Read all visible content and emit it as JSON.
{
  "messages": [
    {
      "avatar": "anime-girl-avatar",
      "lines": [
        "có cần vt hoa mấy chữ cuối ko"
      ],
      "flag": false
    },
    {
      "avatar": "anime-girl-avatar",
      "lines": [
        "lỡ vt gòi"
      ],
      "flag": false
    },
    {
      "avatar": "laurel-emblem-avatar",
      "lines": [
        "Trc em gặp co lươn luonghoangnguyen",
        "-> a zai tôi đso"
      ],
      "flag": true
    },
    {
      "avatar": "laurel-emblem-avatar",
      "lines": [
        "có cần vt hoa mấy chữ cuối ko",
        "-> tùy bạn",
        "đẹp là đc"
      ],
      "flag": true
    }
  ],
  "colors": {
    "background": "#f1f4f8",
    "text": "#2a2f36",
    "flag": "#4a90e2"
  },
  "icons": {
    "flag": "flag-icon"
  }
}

★ ★ ★ ★ ★ ★ ★

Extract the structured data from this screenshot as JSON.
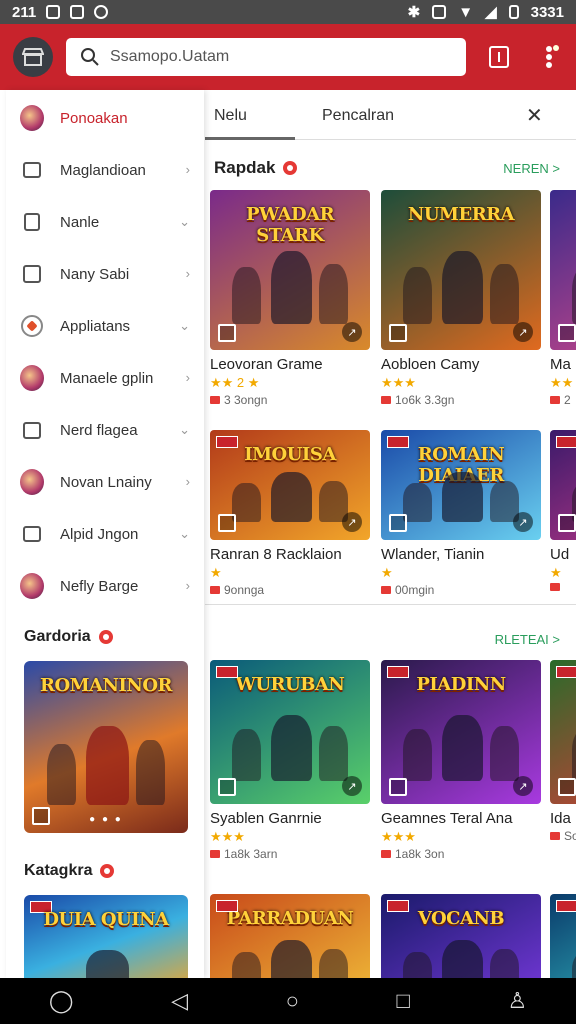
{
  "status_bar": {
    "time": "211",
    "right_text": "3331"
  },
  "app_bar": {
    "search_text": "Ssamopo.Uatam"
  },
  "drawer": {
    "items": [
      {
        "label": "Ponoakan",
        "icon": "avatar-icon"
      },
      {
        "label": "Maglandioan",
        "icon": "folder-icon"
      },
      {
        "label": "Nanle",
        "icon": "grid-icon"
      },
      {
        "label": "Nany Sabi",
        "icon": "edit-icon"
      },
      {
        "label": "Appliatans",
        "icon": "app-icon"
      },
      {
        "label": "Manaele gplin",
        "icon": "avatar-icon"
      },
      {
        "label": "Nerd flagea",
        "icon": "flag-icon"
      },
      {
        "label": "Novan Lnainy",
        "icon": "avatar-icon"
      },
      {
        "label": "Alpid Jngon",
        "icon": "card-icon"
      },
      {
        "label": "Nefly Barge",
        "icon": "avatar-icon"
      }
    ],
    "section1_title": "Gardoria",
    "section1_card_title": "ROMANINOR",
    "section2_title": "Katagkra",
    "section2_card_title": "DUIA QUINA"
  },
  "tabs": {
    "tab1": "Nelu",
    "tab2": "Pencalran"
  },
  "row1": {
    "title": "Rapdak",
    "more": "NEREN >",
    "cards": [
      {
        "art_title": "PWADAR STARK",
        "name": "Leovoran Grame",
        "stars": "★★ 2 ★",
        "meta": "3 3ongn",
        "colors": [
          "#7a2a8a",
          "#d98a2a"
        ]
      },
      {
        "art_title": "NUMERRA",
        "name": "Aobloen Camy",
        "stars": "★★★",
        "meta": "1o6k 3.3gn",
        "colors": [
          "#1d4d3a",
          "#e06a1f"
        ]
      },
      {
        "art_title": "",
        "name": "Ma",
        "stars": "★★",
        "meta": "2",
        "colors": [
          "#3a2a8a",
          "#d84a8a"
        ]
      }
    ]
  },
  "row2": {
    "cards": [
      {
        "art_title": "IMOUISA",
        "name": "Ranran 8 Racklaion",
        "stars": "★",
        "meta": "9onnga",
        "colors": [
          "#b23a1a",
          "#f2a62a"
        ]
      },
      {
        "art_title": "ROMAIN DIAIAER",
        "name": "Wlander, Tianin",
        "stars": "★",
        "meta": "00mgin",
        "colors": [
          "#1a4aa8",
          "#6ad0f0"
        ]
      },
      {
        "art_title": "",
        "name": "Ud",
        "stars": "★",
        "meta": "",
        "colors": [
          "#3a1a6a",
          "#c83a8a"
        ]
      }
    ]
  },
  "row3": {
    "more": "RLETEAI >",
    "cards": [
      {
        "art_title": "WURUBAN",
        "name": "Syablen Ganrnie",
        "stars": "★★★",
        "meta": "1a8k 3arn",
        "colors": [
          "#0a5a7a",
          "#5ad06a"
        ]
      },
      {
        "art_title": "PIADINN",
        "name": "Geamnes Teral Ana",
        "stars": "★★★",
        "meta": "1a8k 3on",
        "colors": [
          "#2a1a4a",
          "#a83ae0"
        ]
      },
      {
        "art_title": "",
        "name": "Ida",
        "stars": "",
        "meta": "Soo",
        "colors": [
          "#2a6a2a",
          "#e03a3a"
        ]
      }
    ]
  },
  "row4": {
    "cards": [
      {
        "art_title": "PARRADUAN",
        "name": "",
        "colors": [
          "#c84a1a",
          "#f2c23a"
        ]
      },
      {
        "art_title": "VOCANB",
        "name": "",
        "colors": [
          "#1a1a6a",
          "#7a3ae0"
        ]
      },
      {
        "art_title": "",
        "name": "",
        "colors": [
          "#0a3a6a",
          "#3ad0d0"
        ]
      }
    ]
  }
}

★ ★ ★ ★ ★ ★ ★

Exercise — Find the lines above holding the word "JSON" and show them.

Worked answer —
Read all visible content and emit it as JSON.
Extract the structured data from this screenshot as JSON.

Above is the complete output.